(Stated goal): Search the records for "HEMEL" and copy each line that holds it.

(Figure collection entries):
########################################
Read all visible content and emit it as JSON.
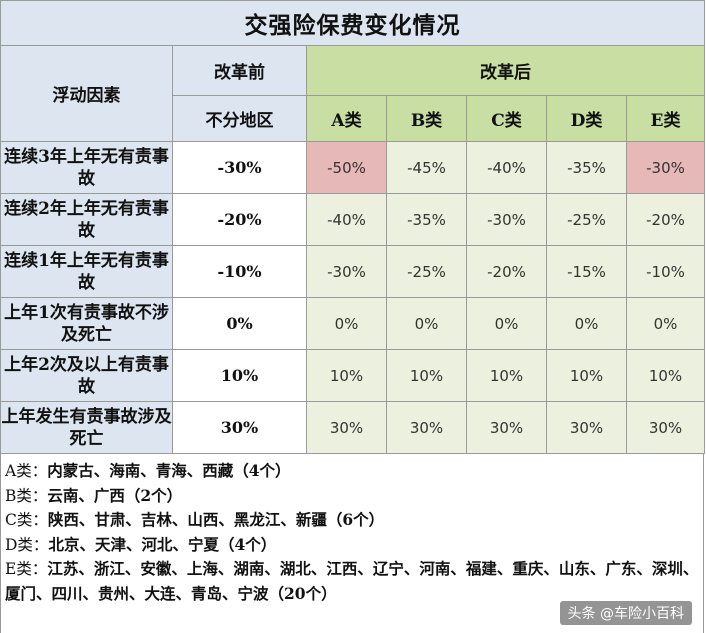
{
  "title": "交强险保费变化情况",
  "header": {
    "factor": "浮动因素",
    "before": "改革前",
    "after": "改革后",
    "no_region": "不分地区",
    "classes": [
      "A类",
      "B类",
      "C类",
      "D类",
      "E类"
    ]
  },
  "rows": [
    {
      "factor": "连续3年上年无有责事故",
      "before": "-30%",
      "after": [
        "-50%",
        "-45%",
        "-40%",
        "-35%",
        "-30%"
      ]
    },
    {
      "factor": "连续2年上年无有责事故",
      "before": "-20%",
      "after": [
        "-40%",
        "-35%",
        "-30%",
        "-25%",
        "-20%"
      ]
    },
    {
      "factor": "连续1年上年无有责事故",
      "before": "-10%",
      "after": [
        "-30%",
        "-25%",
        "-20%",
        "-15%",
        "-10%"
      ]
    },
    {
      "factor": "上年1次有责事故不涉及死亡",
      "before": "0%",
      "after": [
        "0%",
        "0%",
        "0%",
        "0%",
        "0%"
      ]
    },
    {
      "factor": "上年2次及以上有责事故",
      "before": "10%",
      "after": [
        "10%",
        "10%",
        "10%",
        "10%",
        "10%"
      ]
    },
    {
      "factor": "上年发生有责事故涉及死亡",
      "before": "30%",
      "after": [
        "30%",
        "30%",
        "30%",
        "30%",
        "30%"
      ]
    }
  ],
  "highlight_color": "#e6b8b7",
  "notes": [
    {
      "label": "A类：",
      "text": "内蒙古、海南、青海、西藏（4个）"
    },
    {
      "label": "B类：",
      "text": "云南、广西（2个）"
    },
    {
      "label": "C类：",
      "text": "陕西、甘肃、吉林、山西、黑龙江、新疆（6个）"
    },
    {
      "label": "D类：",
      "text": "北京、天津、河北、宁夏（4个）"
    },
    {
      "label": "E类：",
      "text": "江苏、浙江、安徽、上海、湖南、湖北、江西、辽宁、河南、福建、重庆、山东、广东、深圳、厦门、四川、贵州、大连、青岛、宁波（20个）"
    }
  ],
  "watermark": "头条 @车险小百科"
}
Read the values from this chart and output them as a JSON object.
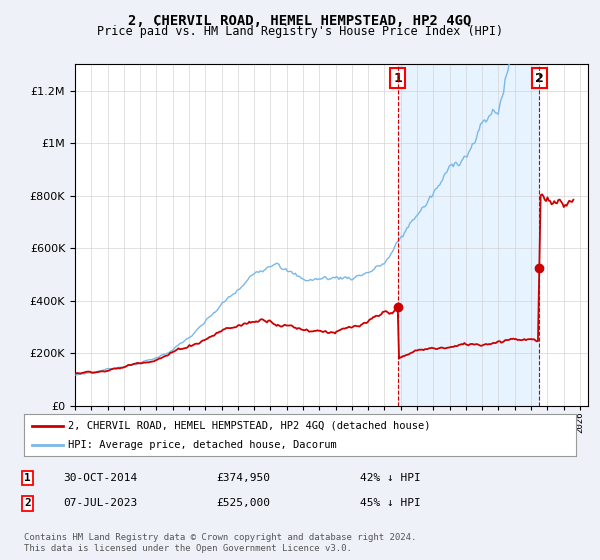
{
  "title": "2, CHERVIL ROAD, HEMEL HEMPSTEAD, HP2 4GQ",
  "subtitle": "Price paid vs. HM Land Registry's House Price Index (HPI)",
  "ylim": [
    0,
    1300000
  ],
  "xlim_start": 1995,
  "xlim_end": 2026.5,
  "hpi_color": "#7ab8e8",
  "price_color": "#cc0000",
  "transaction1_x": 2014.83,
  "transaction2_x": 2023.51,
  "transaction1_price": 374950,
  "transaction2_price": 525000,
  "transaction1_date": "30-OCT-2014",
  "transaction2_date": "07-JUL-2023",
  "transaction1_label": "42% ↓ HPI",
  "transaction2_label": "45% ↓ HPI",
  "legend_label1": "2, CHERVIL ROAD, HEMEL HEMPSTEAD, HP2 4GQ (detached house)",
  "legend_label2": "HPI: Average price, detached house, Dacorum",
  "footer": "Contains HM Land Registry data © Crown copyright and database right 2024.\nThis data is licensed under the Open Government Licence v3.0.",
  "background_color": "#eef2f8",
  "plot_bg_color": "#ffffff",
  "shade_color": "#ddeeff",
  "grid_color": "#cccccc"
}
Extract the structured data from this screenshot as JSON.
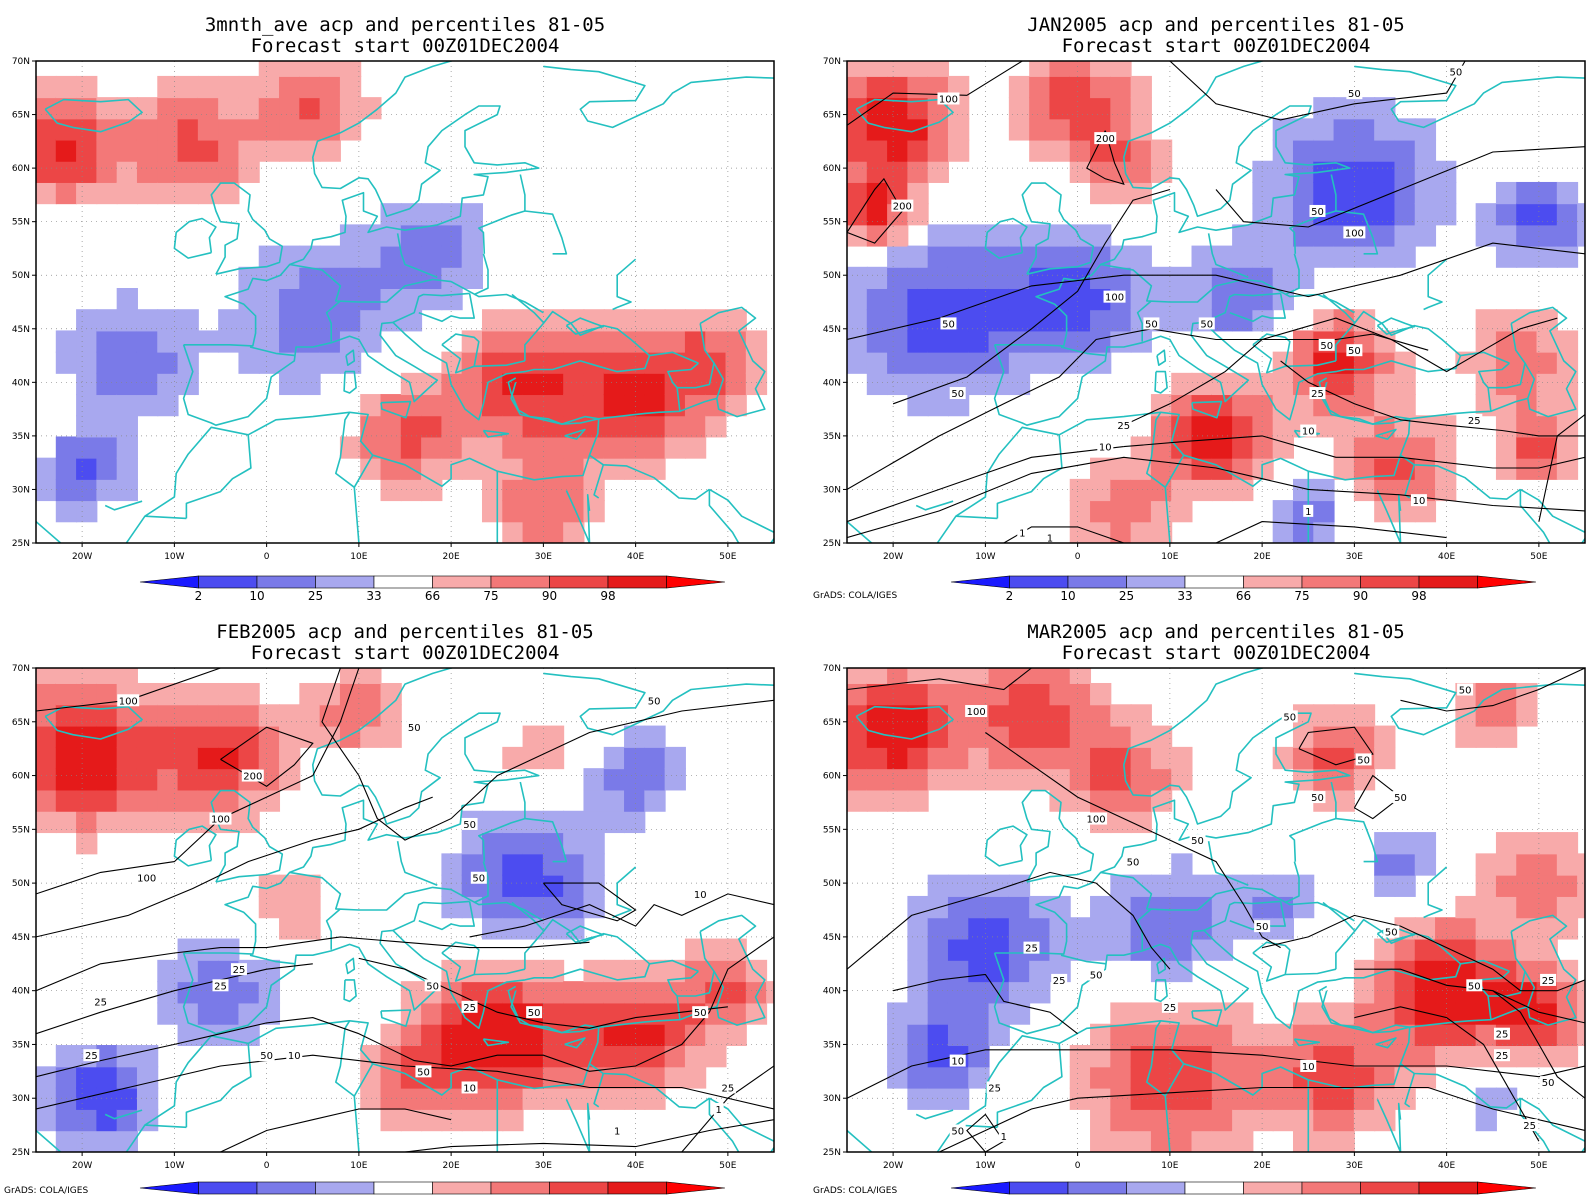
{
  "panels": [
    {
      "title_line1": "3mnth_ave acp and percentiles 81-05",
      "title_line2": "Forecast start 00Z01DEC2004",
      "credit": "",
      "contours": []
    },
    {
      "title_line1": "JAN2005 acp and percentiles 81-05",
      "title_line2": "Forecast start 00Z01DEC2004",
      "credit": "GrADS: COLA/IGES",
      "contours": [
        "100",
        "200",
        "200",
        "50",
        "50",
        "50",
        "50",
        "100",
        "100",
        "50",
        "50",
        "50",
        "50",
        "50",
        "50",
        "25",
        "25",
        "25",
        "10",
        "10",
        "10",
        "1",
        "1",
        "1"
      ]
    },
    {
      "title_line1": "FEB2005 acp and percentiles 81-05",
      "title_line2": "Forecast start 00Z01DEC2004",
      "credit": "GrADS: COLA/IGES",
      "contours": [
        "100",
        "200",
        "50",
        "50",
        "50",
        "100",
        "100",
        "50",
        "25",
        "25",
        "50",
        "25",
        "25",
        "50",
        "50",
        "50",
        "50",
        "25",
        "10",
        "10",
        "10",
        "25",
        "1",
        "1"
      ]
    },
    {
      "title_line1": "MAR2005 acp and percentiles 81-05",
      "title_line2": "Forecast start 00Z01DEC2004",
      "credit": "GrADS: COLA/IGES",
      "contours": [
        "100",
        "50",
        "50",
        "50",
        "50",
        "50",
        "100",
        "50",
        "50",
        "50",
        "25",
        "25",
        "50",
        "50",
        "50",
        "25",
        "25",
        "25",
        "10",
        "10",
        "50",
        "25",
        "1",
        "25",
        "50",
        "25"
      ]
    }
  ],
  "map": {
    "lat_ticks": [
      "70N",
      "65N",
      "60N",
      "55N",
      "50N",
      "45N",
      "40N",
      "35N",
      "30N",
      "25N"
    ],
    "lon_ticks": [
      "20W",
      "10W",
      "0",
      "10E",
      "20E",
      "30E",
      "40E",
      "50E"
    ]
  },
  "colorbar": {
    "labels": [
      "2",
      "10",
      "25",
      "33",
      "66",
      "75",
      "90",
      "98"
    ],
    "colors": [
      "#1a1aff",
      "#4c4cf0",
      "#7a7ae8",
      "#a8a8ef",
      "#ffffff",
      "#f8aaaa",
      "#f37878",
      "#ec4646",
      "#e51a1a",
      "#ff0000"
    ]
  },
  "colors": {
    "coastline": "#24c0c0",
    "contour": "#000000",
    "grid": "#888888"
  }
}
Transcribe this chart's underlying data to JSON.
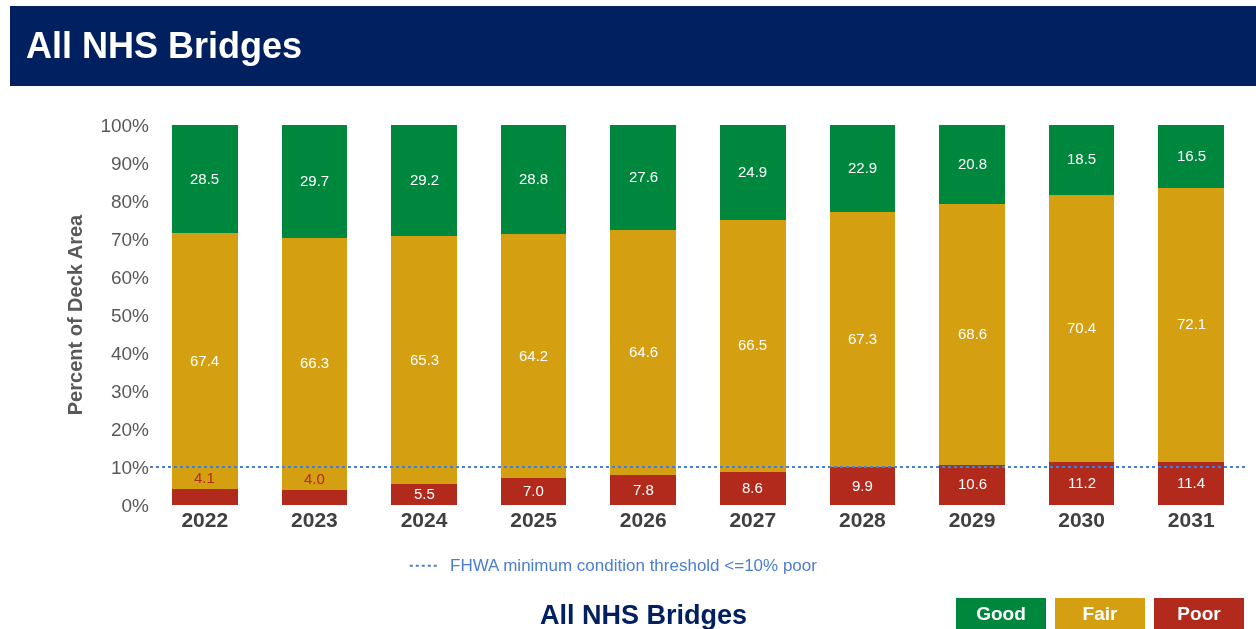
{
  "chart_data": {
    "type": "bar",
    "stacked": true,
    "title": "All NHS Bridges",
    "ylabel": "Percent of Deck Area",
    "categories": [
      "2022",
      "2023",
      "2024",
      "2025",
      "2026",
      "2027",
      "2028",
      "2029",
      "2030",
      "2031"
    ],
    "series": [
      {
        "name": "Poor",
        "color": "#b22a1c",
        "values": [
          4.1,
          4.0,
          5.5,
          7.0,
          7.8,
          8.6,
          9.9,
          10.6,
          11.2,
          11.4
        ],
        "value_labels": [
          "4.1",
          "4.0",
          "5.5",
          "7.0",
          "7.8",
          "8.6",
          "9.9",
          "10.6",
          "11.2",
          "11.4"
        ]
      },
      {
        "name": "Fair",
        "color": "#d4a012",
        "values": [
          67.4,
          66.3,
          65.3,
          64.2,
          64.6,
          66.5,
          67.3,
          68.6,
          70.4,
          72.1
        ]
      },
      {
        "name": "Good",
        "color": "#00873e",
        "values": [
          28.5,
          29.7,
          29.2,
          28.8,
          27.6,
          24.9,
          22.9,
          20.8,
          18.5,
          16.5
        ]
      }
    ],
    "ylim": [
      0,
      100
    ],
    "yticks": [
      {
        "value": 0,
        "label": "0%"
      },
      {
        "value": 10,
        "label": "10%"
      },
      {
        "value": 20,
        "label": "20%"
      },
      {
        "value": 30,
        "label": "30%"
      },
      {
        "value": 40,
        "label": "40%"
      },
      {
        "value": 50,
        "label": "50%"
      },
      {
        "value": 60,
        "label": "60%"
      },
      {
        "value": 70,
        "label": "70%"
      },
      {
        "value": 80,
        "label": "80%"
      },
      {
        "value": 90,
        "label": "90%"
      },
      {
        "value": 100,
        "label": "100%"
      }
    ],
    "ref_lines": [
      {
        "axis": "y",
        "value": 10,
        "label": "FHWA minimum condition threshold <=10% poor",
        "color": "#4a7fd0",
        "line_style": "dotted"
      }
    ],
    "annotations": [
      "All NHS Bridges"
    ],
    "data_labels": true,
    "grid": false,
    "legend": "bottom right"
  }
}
########################################
(Answer to the problem):
  "title": "2, CHERVIL ROAD, HEMEL HEMPSTEAD, HP2 4GQ",
  "legend_label1": "2, CHERVIL ROAD, HEMEL HEMPSTEAD, HP2 4GQ (detached house)",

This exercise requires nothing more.